• **Stored data**
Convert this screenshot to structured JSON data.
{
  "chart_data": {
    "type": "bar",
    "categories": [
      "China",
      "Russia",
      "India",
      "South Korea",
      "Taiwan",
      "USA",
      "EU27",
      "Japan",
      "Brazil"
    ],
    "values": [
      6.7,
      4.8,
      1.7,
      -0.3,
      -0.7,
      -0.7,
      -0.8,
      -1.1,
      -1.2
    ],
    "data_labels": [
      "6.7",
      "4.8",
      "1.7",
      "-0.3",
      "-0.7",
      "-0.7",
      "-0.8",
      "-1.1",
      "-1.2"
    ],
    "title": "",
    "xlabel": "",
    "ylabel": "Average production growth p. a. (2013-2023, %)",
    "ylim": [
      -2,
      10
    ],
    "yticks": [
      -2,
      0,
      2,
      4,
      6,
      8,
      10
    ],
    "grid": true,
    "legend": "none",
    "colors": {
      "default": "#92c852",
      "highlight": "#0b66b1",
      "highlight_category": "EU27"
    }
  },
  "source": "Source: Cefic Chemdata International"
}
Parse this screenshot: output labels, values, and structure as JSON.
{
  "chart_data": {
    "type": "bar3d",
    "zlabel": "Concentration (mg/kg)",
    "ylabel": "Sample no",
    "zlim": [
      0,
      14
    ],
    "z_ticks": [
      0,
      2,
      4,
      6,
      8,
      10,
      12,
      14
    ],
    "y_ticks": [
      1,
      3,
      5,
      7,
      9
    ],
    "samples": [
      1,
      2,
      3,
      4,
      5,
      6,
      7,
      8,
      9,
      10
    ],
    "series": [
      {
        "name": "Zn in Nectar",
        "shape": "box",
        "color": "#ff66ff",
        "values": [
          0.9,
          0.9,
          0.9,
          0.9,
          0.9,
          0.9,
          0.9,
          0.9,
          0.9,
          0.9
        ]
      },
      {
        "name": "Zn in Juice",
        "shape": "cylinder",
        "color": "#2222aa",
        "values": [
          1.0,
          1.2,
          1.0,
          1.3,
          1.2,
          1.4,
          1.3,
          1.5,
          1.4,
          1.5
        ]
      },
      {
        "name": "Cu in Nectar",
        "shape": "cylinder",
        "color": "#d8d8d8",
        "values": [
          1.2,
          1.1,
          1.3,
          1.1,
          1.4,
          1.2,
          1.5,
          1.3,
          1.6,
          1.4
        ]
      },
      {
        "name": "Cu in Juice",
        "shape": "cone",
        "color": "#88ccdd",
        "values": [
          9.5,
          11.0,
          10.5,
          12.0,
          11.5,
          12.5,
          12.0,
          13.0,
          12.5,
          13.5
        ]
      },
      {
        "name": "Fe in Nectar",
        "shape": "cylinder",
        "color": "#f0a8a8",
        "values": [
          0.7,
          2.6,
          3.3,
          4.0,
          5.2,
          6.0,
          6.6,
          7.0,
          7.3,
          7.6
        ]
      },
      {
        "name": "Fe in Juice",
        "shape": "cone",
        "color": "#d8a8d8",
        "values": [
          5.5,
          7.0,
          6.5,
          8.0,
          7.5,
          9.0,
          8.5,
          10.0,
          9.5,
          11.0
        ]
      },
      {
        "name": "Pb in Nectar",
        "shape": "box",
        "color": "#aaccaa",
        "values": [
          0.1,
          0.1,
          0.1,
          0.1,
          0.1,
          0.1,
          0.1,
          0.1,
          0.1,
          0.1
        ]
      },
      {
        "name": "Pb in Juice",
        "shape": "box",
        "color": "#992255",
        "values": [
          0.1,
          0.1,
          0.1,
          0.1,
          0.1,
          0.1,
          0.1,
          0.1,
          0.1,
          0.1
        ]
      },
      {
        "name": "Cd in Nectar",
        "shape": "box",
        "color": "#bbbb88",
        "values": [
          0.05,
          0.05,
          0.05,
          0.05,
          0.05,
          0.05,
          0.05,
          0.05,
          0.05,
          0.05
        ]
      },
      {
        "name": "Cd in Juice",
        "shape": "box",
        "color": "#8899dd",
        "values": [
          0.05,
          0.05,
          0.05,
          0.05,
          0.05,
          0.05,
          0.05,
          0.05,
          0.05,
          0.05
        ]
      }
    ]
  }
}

• **Task brief**
Read through the lines above and collect those that contain the string "this".

• **Task solution**
Convert this screenshot to structured JSON data.
Parse this screenshot: output labels, values, and structure as JSON.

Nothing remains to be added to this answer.